I still wasn’t able to be around an infant though. It set off an almost PTSD reaction. My youngest who was three when the baby died (Sonora Rain was her name) couldn’t watch or read anything with a baby in it without crying.

This weird psychic thing was still going on a year or so later and then suddenly it stopped. I realized it had been forever since a dream or daydream had come true. I couldn’t remember when I’d picked up on someone’s thoughts last.

It was a beautiful summer day, just before the fourth of July when I discovered I was pregnant again.

And this time it felt wonderful. There was no sense of dread. I was certainly scared but more in a gun shy sort of way instead of the ominous sensation that had followed me with the last pregnancy.

After almost twenty years of marriage and endless gypsy roving we bought our first (and last!) house. Moving was quite an adventure. We are practically an army. We had a blast one upping our game of “What’s the most redneck thing you’ve ever done?”. This move brought on so many hillbilly opportunities. In the end, we decided that moving the chicken coop full of chickens, miles down the road was the topper. Extra credit was given when the neighbors’ peacocks ran down the road the whole way behind it.

__Exercise set__:
1 - In the pregnancy story, what was the baby's name?
2 - In the pregnancy story, replace "summer" with "spring" and write out the passage between "I still wasn’t" and "was pregnant again.", inclusive.
3 - Carry on the pregnancy story from its last sentence.
The data after this has nothing to do with the story.

__Dataset excerpts__:
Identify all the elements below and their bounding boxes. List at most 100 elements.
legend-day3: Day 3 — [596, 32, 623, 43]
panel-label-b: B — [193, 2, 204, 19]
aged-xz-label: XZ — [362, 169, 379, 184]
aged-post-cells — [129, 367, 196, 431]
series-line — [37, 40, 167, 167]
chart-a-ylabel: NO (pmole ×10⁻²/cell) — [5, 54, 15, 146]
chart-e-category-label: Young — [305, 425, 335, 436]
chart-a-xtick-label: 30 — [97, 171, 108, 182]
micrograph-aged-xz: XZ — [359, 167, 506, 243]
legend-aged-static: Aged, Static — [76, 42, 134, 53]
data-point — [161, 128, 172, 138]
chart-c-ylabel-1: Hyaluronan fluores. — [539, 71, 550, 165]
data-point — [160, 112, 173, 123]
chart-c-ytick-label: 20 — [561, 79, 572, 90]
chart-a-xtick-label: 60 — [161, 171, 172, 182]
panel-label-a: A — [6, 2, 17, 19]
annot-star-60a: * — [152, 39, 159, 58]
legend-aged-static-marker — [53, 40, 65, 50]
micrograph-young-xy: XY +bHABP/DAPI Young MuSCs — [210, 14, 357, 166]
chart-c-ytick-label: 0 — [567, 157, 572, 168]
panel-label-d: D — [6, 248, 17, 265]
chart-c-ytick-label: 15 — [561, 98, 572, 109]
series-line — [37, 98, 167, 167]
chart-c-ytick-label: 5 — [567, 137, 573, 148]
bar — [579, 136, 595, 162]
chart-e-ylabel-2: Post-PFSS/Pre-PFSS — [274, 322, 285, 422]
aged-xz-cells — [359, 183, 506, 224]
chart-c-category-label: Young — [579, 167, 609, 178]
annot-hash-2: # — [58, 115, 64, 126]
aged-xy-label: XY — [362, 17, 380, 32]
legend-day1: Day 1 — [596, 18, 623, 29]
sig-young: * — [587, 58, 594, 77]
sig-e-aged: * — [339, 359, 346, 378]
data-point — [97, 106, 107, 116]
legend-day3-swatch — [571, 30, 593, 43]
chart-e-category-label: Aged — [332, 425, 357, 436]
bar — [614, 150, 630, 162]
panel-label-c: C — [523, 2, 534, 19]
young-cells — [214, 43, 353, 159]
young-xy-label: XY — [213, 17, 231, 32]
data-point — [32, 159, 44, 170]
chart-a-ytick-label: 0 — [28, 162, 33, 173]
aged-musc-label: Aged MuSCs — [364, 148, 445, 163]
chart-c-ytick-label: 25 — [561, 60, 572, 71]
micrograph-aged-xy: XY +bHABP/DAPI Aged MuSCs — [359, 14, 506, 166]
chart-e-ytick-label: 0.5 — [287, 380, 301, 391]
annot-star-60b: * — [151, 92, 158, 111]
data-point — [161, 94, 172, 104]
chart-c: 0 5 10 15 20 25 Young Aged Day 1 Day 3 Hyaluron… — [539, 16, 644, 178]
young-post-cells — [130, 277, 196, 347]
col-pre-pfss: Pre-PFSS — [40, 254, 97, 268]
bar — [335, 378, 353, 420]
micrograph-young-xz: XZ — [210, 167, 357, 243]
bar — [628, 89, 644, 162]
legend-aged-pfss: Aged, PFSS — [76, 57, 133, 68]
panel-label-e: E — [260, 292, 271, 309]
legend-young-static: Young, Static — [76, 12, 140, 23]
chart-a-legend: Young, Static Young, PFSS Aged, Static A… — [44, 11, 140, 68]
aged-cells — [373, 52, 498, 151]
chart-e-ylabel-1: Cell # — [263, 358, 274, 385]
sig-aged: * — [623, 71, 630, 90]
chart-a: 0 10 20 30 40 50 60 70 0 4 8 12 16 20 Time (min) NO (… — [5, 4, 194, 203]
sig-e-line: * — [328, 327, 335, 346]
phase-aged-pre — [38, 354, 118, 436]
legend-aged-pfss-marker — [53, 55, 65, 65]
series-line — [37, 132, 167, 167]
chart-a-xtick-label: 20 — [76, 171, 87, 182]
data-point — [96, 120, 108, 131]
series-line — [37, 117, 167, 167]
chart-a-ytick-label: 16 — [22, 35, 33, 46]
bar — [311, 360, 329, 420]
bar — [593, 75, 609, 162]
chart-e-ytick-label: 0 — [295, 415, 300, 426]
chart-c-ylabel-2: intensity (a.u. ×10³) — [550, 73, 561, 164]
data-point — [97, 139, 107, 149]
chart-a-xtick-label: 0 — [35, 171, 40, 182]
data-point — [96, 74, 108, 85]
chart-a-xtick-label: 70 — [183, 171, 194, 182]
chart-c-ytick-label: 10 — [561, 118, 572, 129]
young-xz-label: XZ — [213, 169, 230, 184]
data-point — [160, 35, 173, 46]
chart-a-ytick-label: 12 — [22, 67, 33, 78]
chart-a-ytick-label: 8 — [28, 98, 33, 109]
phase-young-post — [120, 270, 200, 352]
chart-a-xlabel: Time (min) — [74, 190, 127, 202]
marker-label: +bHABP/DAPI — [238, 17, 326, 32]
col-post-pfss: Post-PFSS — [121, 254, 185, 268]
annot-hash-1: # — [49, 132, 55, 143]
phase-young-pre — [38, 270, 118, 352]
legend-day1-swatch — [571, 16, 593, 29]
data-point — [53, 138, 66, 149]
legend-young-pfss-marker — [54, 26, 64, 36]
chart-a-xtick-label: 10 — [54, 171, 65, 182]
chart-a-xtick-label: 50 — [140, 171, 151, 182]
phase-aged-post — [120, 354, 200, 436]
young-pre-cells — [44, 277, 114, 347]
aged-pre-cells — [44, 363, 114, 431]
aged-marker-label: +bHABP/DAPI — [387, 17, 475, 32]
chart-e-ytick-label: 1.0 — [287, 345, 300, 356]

__Answers given__:
1 - Sonora Rain

2 -
I still wasn’t able to be around an infant though. It set off an almost PTSD reaction. My youngest who was three when the baby died (Sonora Rain was her name) couldn’t watch or read anything with a baby in it without crying.

This weird psychic thing was still going on a year or so later and then suddenly it stopped. I realized it had been forever since a dream or daydream had come true. I couldn’t remember when I’d picked up on someone’s thoughts last.

It was a beautiful spring day, just before the fourth of July when I discovered I was pregnant again.

3 -
I nested like crazy. I planned and overspent and over-organized. I bought cloth diapers because, I reasoned, we lived so far out in the country, but really it was because they were all so pretty. I watched a million YouTube videos on cloth diapering. I exhausted every home birth story available on line (if your story says homebirth in the tile- I have read it) occasionally running into one of my own stories and sometimes not recognizing them until halfway through. 

I was positive this baby was a boy. We chose Justice for the name either way (but this was definitely a boy).

I ordered everything I could possibly need. When it came time for my birth kit I agonized where to set up. I washed and re-washed baby clothes.

About 38 weeks in we thought we would go in for another ultrasound just to be sure (we had had one a while back as well). We live over an hour from our midwives (the same ones who caught Sonora, this birth would be closure and healing for them, as well). We were thinking of giving my body a nudge to labor just before my due date (I usually go over by a week or more) while they waited at my house for something to happen. I have history of ridiculously short labors. Even if I called right away, had I gone into labor naturally, an hour might not be enough time.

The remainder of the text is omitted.